What you are asked to do: Determine how many lines in these records hold "JSON". Only the number is wanted.

++++++++++++++++++++

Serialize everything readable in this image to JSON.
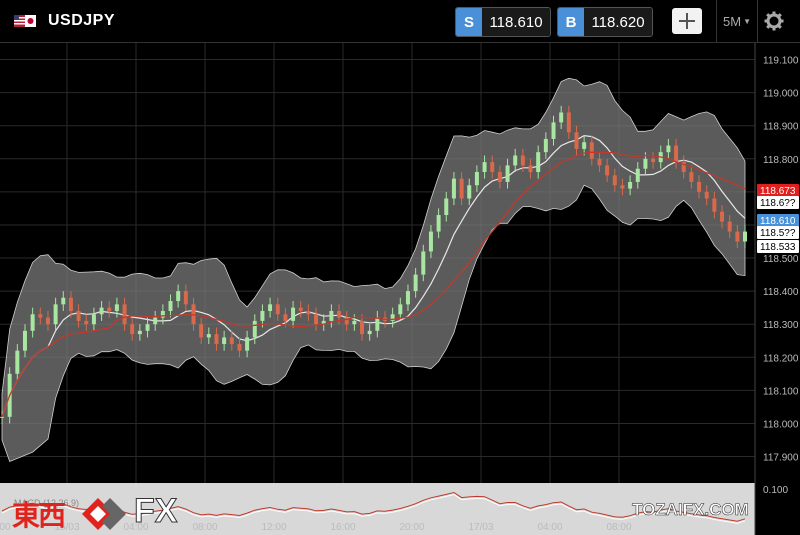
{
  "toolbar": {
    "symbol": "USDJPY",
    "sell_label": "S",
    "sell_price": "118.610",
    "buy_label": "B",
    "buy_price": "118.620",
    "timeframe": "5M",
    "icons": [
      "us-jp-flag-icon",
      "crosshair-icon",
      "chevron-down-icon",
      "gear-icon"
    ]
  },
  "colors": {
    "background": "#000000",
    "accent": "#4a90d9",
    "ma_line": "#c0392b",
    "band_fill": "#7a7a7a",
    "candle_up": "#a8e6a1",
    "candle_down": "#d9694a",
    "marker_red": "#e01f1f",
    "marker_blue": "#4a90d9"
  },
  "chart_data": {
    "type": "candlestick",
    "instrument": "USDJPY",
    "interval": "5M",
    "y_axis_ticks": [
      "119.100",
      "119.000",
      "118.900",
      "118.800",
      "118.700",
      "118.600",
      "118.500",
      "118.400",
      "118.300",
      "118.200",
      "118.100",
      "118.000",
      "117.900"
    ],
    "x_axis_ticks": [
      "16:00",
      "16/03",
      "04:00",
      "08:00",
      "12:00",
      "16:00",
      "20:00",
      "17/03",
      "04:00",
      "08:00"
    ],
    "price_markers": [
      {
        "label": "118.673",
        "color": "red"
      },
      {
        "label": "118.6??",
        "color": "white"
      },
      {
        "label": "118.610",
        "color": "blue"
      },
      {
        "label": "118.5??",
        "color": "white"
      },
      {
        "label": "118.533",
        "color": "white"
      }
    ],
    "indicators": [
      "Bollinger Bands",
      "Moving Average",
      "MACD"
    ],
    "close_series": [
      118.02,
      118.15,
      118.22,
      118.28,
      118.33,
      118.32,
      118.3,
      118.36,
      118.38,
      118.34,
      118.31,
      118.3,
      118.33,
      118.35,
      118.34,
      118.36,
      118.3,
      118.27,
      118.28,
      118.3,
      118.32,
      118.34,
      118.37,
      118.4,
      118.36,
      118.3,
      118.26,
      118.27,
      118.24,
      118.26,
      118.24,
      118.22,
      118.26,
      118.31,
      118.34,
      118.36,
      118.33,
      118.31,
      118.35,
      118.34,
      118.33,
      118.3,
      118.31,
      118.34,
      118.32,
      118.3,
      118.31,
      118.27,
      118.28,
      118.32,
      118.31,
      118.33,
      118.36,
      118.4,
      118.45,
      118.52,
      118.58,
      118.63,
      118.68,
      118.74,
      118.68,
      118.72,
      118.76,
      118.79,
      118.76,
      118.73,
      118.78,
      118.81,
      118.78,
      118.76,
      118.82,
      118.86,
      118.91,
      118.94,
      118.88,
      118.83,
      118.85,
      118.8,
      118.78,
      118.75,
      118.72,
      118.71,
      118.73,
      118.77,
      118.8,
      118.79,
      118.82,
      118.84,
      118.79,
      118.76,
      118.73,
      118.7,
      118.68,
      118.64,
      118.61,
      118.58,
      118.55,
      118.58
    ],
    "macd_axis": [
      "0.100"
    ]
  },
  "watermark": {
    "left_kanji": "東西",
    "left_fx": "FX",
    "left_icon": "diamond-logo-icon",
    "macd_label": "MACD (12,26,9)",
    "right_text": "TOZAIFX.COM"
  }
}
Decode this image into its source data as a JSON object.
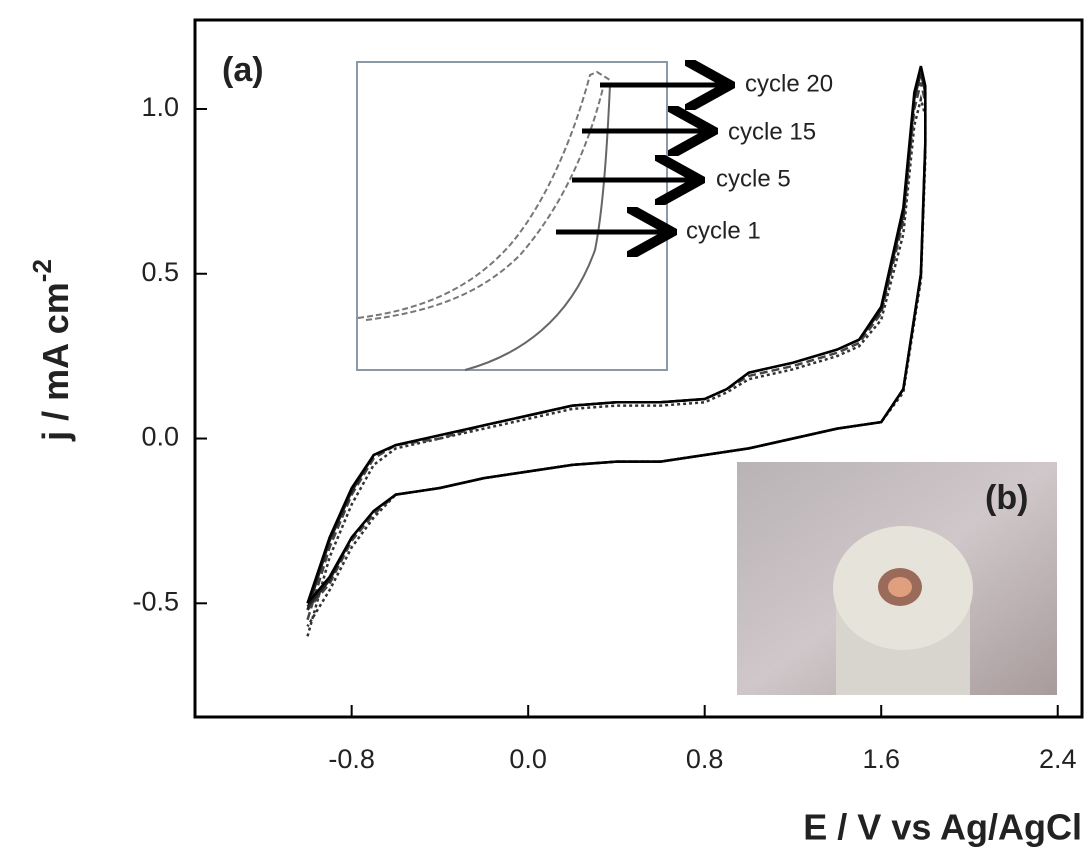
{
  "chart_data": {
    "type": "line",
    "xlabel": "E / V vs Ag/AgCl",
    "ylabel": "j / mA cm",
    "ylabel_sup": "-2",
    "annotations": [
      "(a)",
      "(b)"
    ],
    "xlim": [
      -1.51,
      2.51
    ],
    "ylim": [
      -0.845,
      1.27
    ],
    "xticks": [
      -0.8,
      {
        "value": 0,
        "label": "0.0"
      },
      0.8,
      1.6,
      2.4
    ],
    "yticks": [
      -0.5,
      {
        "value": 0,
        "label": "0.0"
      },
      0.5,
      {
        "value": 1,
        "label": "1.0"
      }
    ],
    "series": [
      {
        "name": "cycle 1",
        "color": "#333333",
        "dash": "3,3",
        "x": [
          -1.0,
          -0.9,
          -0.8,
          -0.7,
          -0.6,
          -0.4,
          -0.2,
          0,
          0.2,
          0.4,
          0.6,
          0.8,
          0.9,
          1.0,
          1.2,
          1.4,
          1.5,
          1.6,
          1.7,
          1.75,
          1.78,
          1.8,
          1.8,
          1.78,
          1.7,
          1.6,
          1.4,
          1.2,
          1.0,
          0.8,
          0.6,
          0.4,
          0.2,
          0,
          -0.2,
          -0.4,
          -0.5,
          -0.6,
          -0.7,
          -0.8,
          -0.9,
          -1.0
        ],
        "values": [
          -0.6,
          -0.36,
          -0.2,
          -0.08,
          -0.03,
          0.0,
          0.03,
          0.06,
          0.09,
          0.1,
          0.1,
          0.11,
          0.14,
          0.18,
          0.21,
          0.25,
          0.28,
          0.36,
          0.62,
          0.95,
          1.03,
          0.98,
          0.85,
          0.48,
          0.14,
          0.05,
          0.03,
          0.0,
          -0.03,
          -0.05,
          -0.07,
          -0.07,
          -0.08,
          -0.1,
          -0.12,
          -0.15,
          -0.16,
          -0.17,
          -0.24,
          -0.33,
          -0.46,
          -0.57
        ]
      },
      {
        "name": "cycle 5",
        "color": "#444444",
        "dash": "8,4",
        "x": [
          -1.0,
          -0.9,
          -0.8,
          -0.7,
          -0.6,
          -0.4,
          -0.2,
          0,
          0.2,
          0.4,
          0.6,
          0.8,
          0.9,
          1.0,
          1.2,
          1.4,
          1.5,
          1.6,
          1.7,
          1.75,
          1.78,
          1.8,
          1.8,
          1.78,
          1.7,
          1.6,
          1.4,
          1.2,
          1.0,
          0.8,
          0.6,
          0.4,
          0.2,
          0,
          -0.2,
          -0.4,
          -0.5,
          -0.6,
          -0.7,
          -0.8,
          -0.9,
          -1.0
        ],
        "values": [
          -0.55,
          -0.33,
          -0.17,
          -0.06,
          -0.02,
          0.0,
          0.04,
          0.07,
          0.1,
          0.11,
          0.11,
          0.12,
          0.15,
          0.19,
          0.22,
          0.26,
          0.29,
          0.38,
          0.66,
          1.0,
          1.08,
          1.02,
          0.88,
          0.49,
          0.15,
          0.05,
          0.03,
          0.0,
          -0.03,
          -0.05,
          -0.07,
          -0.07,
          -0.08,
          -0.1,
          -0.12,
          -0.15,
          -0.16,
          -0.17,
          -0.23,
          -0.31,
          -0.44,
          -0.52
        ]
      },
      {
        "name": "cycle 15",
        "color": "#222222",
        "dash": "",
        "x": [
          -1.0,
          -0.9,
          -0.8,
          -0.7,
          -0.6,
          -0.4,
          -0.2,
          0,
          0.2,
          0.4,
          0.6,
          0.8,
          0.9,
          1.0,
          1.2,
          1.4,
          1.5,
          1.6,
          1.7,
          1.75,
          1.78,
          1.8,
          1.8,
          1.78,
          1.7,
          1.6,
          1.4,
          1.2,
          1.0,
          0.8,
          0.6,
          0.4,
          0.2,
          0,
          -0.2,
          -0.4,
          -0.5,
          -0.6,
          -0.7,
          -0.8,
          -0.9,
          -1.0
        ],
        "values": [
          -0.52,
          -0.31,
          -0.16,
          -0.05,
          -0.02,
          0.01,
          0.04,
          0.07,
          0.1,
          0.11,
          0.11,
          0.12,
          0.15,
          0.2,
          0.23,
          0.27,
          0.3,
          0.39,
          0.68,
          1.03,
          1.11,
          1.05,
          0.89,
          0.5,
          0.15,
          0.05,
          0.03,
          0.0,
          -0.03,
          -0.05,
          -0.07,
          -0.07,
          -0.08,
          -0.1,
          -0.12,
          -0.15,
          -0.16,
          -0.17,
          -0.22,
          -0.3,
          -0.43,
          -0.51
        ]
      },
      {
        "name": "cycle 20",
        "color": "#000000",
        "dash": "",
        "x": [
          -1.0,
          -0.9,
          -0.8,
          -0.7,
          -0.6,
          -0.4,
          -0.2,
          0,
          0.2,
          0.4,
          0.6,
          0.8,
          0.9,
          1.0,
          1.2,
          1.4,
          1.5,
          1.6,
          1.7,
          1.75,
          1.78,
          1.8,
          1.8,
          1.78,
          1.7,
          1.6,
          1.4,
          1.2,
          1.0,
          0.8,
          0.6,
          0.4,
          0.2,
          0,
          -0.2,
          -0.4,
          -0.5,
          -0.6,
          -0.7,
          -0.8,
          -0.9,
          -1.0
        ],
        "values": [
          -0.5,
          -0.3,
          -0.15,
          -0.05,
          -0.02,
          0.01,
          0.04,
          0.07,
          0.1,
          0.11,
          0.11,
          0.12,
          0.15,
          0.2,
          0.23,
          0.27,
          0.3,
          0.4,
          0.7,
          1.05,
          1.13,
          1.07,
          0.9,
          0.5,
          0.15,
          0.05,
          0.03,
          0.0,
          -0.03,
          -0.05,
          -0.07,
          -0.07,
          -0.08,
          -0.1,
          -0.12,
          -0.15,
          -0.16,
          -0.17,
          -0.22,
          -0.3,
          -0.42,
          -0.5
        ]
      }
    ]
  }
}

++++++++++++++++++++

Solution for this problem: 2